--- TO DO ---
Select all lines with the string "Lilly" in them, and copy those lines.

--- Extracted records ---
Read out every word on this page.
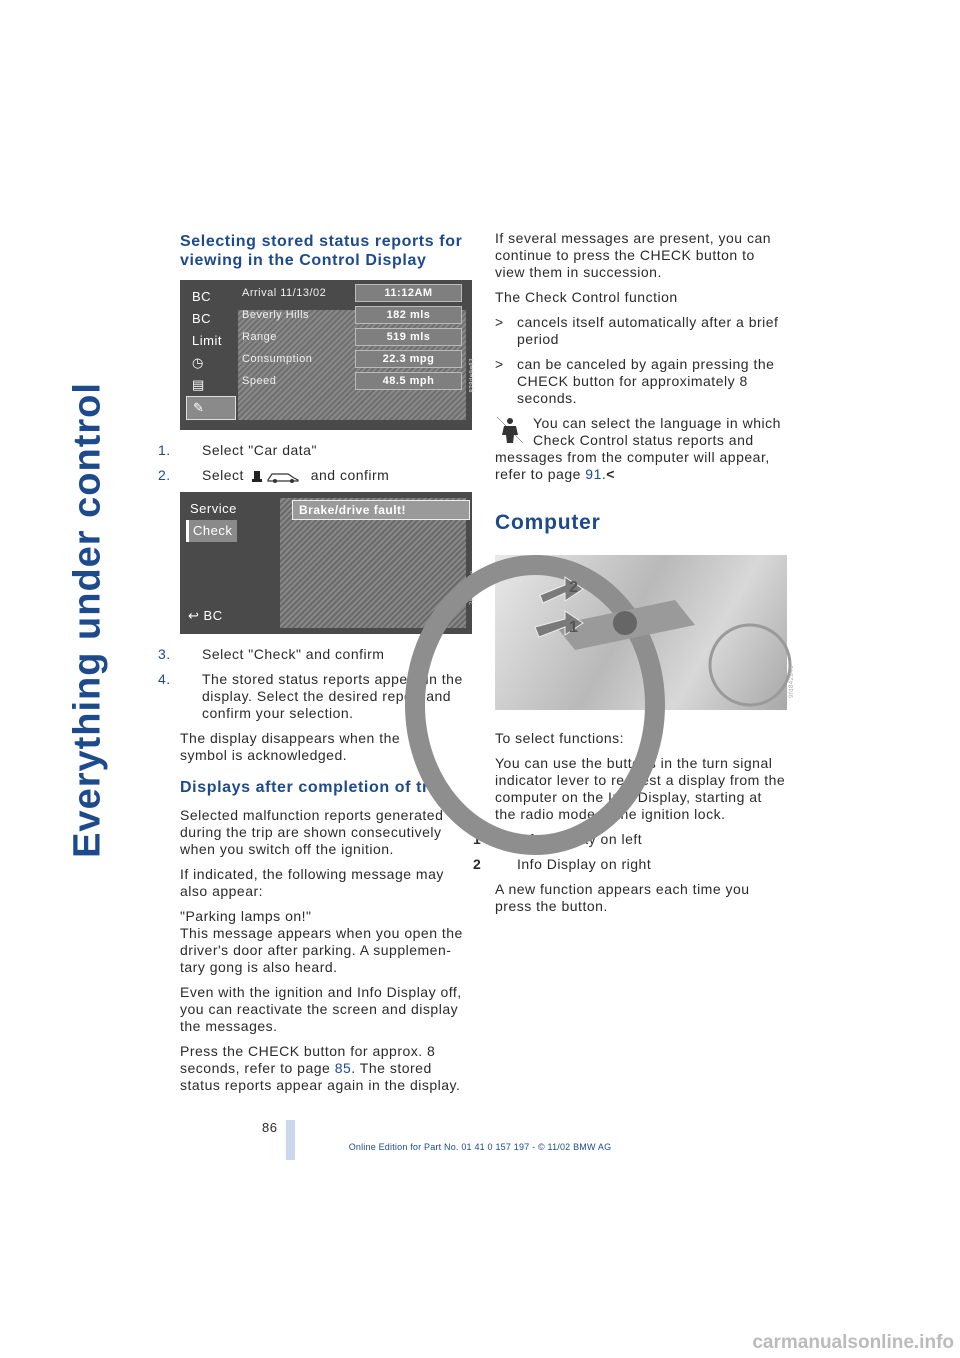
Everything under control
Selecting stored status reports for viewing in the Control Display
BC
BC
Limit
◷
▤
✎
Arrival 11/13/02	11:12AM
Beverly Hills	182 mls
Range	519 mls
Consumption	22.3 mpg
Speed	48.5 mph	828de9e83

1. Select "Car data"

2. Select	and confirm

Brake/drive fault!
Service
Check
↩ BC
7kt4d4ra4n

3. Select "Check" and confirm

4. The stored status reports appear in the display. Select the desired report and confirm your selection.

The display disappears when the ⇄ symbol is acknowledged.

Displays after completion of trip

Selected malfunction reports generated during the trip are shown consecutively when you switch off the ignition.

If indicated, the following message may also appear:

"Parking lamps on!"
This message appears when you open the driver's door after parking. A supplemen-tary gong is also heard.

Even with the ignition and Info Display off, you can reactivate the screen and display the messages.

Press the CHECK button for approx. 8 seconds, refer to page 85. The stored status reports appear again in the display.

If several messages are present, you can continue to press the CHECK button to view them in succession.

The Check Control function

> cancels itself automatically after a brief period

> can be canceled by again pressing the CHECK button for approximately 8 seconds.

You can select the language in which Check Control status reports and messages from the computer will appear, refer to page 91.<

Computer
2
1
9fd842846

To select functions:

You can use the buttons in the turn signal indicator lever to request a display from the computer on the Info Display, starting at the radio mode in the ignition lock.

1	Info Display on left

2	Info Display on right

A new function appears each time you press the button.

86
Online Edition for Part No. 01 41 0 157 197 - © 11/02 BMW AG
carmanualsonline.info
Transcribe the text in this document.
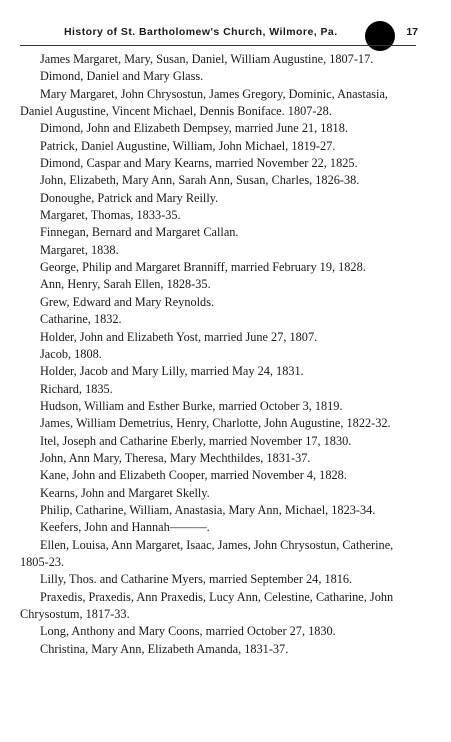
History of St. Bartholomew's Church, Wilmore, Pa.	17

James Margaret, Mary, Susan, Daniel, William Augustine, 1807-17.

Dimond, Daniel and Mary Glass.

Mary Margaret, John Chrysostun, James Gregory, Dominic, Anastasia, Daniel Augustine, Vincent Michael, Dennis Boniface. 1807-28.

Dimond, John and Elizabeth Dempsey, married June 21, 1818.

Patrick, Daniel Augustine, William, John Michael, 1819-27.

Dimond, Caspar and Mary Kearns, married November 22, 1825.

John, Elizabeth, Mary Ann, Sarah Ann, Susan, Charles, 1826-38.

Donoughe, Patrick and Mary Reilly.

Margaret, Thomas, 1833-35.

Finnegan, Bernard and Margaret Callan.

Margaret, 1838.

George, Philip and Margaret Branniff, married February 19, 1828.

Ann, Henry, Sarah Ellen, 1828-35.

Grew, Edward and Mary Reynolds.

Catharine, 1832.

Holder, John and Elizabeth Yost, married June 27, 1807.

Jacob, 1808.

Holder, Jacob and Mary Lilly, married May 24, 1831.

Richard, 1835.

Hudson, William and Esther Burke, married October 3, 1819.

James, William Demetrius, Henry, Charlotte, John Augustine, 1822-32.

Itel, Joseph and Catharine Eberly, married November 17, 1830.

John, Ann Mary, Theresa, Mary Mechthildes, 1831-37.

Kane, John and Elizabeth Cooper, married November 4, 1828.

Kearns, John and Margaret Skelly.

Philip, Catharine, William, Anastasia, Mary Ann, Michael, 1823-34.

Keefers, John and Hannah———.

Ellen, Louisa, Ann Margaret, Isaac, James, John Chrysostun, Catherine, 1805-23.

Lilly, Thos. and Catharine Myers, married September 24, 1816.

Praxedis, Praxedis, Ann Praxedis, Lucy Ann, Celestine, Catharine, John Chrysostum, 1817-33.

Long, Anthony and Mary Coons, married October 27, 1830.

Christina, Mary Ann, Elizabeth Amanda, 1831-37.
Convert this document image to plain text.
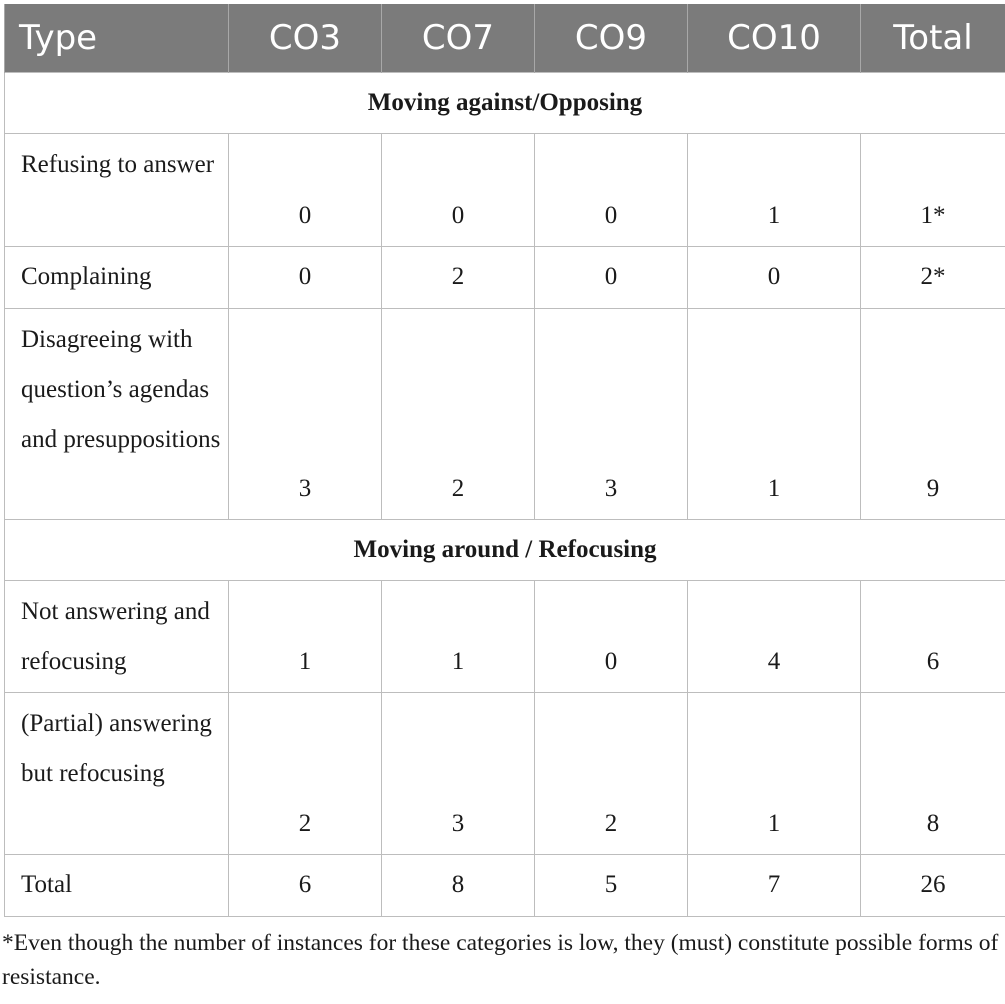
Type	CO3	CO7	CO9	CO10	Total
Moving against/Opposing					
Refusing to answer	0	0	0	1	1*
Complaining	0	2	0	0	2*
Disagreeing with question’s agendas and presuppositions	3	2	3	1	9
Moving around / Refocusing					
Not answering and refocusing	1	1	0	4	6
(Partial) answering but refocusing	2	3	2	1	8
Total	6	8	5	7	26
*Even though the number of instances for these categories is low, they (must) constitute possible forms of resistance.
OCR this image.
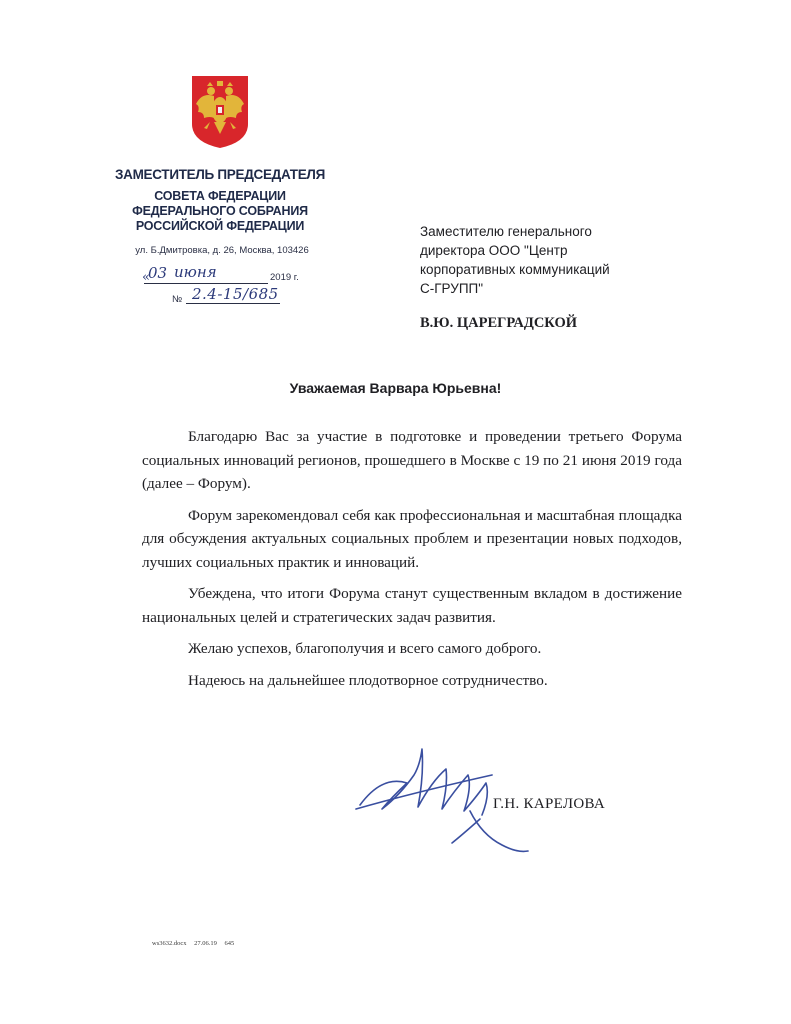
ЗАМЕСТИТЕЛЬ ПРЕДСЕДАТЕЛЯ
СОВЕТА ФЕДЕРАЦИИ
ФЕДЕРАЛЬНОГО СОБРАНИЯ
РОССИЙСКОЙ ФЕДЕРАЦИИ
ул. Б.Дмитровка, д. 26, Москва, 103426
«
03 июня	2019 г.
№ 2.4-15/685
Заместителю генерального
директора ООО "Центр
корпоративных коммуникаций
С-ГРУПП"
В.Ю. ЦАРЕГРАДСКОЙ
Уважаемая Варвара Юрьевна!

Благодарю Вас за участие в подготовке и проведении третьего Форума социальных инноваций регионов, прошедшего в Москве с 19 по 21 июня 2019 года (далее – Форум).

Форум зарекомендовал себя как профессиональная и масштабная площадка для обсуждения актуальных социальных проблем и презентации новых подходов, лучших социальных практик и инноваций.

Убеждена, что итоги Форума станут существенным вкладом в достижение национальных целей и стратегических задач развития.

Желаю успехов, благополучия и всего самого доброго.

Надеюсь на дальнейшее плодотворное сотрудничество.

Г.Н. КАРЕЛОВА
ws3632.docx 27.06.19 645
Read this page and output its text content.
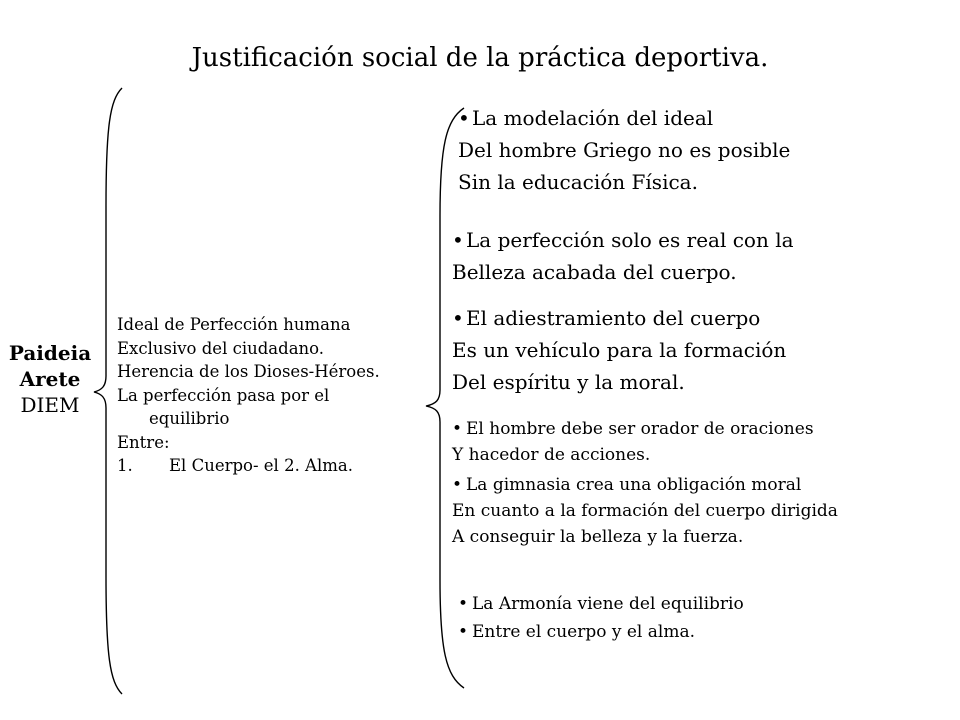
Justificación social de la práctica deportiva.
Paideia
Arete
DIEM
Ideal de Perfección humana
Exclusivo del ciudadano.
Herencia de los Dioses-Héroes.
La perfección pasa por el
equilibrio
Entre:
1. El Cuerpo- el 2. Alma.
• La modelación del ideal
Del hombre Griego no es posible
Sin la educación Física.
• La perfección solo es real con la
Belleza acabada del cuerpo.
• El adiestramiento del cuerpo
Es un vehículo para la formación
Del espíritu y la moral.
• El hombre debe ser orador de oraciones
Y hacedor de acciones.
• La gimnasia crea una obligación moral
En cuanto a la formación del cuerpo dirigida
A conseguir la belleza y la fuerza.
• La Armonía viene del equilibrio
• Entre el cuerpo y el alma.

--- THE RESPONSE ---
Holder, Jacob and Mary Lilly, married May 24, 1831.
Lilly, Thos. and Catharine Myers, married September 24, 1816.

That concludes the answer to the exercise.